▶ What needs to be done: Say how many lines in the data below contain the word "name", and give no other text.

### Task input ###

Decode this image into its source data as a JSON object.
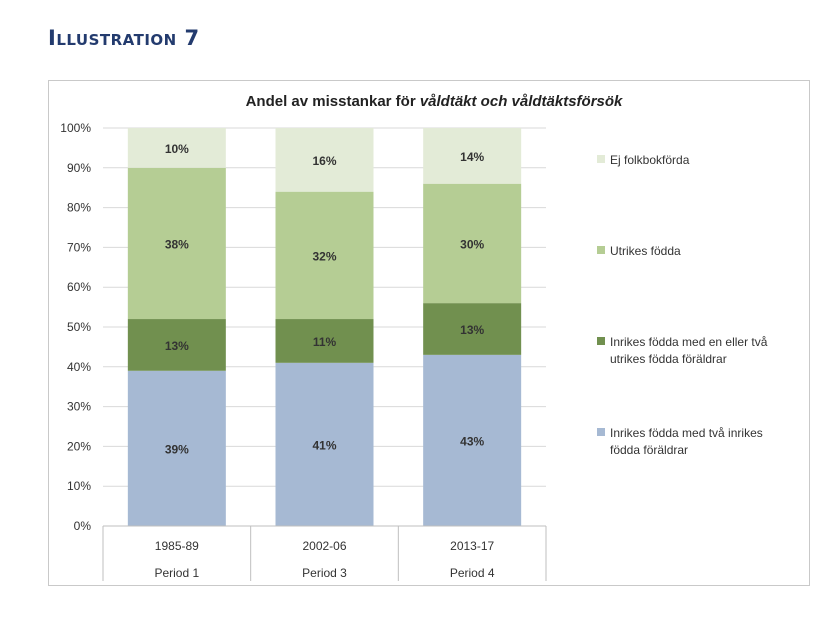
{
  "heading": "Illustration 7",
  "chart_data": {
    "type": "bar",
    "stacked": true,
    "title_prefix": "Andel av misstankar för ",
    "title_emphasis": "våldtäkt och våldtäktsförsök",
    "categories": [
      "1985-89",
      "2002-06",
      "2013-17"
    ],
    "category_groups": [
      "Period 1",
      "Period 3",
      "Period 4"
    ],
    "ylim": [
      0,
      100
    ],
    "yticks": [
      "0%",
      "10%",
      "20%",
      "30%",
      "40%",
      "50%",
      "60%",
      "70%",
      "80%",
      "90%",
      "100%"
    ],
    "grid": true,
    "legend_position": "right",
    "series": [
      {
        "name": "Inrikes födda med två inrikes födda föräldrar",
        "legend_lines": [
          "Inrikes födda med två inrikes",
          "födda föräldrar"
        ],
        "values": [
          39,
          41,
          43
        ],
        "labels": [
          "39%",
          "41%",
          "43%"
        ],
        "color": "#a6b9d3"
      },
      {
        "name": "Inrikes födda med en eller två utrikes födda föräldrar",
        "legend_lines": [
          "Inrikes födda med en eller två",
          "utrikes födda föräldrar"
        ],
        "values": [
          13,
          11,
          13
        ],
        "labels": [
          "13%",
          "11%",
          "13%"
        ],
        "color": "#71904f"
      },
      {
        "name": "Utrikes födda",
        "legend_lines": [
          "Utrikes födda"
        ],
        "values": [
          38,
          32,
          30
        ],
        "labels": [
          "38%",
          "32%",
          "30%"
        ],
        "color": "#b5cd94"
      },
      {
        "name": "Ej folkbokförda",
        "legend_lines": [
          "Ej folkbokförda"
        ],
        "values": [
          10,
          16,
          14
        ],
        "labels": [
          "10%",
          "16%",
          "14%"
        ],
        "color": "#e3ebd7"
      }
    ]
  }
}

###

▶ Final result: 4